▶ Exercise details: Give back the full material, exactly as it reads.

— start Exercise material —

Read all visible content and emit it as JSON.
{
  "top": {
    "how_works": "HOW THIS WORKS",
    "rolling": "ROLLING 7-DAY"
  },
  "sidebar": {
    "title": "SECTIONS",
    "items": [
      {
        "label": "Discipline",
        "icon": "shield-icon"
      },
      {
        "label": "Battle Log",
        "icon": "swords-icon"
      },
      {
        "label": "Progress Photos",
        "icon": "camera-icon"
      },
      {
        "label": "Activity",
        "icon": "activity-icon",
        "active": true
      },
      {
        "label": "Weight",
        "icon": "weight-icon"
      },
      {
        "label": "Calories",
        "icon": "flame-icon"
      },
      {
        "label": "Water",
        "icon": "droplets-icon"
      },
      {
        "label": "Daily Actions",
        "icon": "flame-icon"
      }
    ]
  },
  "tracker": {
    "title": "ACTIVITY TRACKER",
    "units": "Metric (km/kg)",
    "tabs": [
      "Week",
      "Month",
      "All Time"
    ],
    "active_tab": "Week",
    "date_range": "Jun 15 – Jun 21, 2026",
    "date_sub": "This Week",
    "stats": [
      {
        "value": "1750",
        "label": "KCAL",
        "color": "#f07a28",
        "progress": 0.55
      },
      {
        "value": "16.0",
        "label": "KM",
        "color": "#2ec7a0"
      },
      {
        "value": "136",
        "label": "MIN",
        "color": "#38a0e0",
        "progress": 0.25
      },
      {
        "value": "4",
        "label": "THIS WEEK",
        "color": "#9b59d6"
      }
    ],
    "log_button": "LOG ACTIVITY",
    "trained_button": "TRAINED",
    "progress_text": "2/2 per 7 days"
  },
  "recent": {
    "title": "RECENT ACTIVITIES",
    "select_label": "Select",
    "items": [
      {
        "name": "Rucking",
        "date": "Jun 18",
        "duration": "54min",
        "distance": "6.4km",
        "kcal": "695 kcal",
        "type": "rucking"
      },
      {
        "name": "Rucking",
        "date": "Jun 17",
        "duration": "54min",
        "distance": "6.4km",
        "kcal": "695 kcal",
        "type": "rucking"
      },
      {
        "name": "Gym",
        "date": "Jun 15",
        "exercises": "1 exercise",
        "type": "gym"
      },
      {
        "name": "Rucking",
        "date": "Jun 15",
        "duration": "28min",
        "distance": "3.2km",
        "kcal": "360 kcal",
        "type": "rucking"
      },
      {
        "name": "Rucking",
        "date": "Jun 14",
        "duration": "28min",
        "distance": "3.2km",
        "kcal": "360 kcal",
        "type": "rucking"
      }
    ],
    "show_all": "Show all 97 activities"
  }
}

— end Exercise material —

▶ Task solution:
Read all visible content and emit it as JSON.
{
  "top": {
    "how_works": "HOW THIS WORKS",
    "rolling": "ROLLING 7-DAY"
  },
  "sidebar": {
    "title": "SECTIONS",
    "items": [
      {
        "label": "Discipline",
        "icon": "shield-icon"
      },
      {
        "label": "Battle Log",
        "icon": "swords-icon"
      },
      {
        "label": "Progress Photos",
        "icon": "camera-icon"
      },
      {
        "label": "Activity",
        "icon": "activity-icon",
        "active": true
      },
      {
        "label": "Weight",
        "icon": "weight-icon"
      },
      {
        "label": "Calories",
        "icon": "flame-icon"
      },
      {
        "label": "Water",
        "icon": "droplets-icon"
      },
      {
        "label": "Daily Actions",
        "icon": "flame-icon"
      }
    ]
  },
  "tracker": {
    "title": "ACTIVITY TRACKER",
    "units": "Metric (km/kg)",
    "tabs": [
      "Week",
      "Month",
      "All Time"
    ],
    "active_tab": "Week",
    "date_range": "Jun 15 – Jun 21, 2026",
    "date_sub": "This Week",
    "stats": [
      {
        "value": "1750",
        "label": "KCAL",
        "color": "#f07a28",
        "progress": 0.55
      },
      {
        "value": "16.0",
        "label": "KM",
        "color": "#2ec7a0"
      },
      {
        "value": "136",
        "label": "MIN",
        "color": "#38a0e0",
        "progress": 0.25
      },
      {
        "value": "4",
        "label": "THIS WEEK",
        "color": "#9b59d6"
      }
    ],
    "log_button": "LOG ACTIVITY",
    "trained_button": "TRAINED",
    "progress_text": "2/2 per 7 days"
  },
  "recent": {
    "title": "RECENT ACTIVITIES",
    "select_label": "Select",
    "items": [
      {
        "name": "Rucking",
        "date": "Jun 18",
        "duration": "54min",
        "distance": "6.4km",
        "kcal": "695 kcal",
        "type": "rucking"
      },
      {
        "name": "Rucking",
        "date": "Jun 17",
        "duration": "54min",
        "distance": "6.4km",
        "kcal": "695 kcal",
        "type": "rucking"
      },
      {
        "name": "Gym",
        "date": "Jun 15",
        "exercises": "1 exercise",
        "type": "gym"
      },
      {
        "name": "Rucking",
        "date": "Jun 15",
        "duration": "28min",
        "distance": "3.2km",
        "kcal": "360 kcal",
        "type": "rucking"
      },
      {
        "name": "Rucking",
        "date": "Jun 14",
        "duration": "28min",
        "distance": "3.2km",
        "kcal": "360 kcal",
        "type": "rucking"
      }
    ],
    "show_all": "Show all 97 activities"
  }
}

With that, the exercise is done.